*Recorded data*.
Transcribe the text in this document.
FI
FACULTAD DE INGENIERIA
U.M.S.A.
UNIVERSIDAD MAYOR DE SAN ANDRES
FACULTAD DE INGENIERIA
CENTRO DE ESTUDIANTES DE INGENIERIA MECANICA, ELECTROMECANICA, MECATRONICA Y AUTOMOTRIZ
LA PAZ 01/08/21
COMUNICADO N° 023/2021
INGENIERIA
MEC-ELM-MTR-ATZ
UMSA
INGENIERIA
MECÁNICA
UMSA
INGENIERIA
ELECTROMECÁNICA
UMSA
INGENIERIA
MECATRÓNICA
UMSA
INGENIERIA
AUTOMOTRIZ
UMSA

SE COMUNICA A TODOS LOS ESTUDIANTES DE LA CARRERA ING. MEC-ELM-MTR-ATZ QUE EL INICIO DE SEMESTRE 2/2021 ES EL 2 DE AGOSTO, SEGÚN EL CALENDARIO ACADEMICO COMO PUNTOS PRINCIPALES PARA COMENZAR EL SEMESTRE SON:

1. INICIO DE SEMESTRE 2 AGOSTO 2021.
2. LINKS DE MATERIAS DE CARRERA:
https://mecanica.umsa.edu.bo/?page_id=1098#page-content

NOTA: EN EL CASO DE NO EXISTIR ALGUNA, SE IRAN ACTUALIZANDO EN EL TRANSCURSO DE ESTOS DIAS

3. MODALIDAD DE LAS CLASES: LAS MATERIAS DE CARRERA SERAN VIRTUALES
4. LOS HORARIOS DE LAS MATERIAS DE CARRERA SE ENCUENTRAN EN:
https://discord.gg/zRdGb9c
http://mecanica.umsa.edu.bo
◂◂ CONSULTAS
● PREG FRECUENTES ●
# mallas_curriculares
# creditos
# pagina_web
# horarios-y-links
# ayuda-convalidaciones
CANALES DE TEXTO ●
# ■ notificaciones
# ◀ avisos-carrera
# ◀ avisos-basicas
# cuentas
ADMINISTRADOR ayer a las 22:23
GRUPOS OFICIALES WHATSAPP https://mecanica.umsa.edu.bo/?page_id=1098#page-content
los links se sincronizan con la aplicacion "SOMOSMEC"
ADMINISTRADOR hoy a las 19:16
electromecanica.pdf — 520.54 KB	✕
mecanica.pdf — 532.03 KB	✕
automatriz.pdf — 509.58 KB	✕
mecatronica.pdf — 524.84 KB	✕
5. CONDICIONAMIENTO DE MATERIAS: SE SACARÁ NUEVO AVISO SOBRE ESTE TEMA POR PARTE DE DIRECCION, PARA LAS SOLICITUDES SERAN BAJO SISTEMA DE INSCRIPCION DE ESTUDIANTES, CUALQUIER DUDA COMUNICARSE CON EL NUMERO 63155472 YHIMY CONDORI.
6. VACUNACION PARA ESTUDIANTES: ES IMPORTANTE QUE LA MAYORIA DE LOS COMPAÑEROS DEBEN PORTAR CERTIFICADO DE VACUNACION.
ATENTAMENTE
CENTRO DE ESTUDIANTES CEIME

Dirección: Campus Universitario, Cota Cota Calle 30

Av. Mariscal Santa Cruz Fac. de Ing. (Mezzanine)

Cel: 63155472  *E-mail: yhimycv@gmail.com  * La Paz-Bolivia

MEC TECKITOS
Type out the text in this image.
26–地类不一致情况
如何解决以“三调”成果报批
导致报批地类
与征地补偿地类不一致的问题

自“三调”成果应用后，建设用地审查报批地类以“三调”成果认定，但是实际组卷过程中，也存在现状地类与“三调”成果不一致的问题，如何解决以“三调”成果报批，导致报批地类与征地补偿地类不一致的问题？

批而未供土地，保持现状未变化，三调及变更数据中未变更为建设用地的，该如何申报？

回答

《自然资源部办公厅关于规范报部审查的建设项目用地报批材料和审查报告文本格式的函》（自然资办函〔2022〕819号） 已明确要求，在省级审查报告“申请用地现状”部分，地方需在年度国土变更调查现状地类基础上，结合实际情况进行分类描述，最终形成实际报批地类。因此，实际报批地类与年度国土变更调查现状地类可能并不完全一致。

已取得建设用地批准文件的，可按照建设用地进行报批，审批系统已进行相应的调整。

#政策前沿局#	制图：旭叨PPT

*WHAT IS EXPECTED*. Copy every line in the entries above that has the string "CENTRO" in it.

*FINAL ANSWER*.
CENTRO DE ESTUDIANTES DE INGENIERIA MECANICA, ELECTROMECANICA, MECATRONICA Y AUTOMOTRIZ
CENTRO DE ESTUDIANTES CEIME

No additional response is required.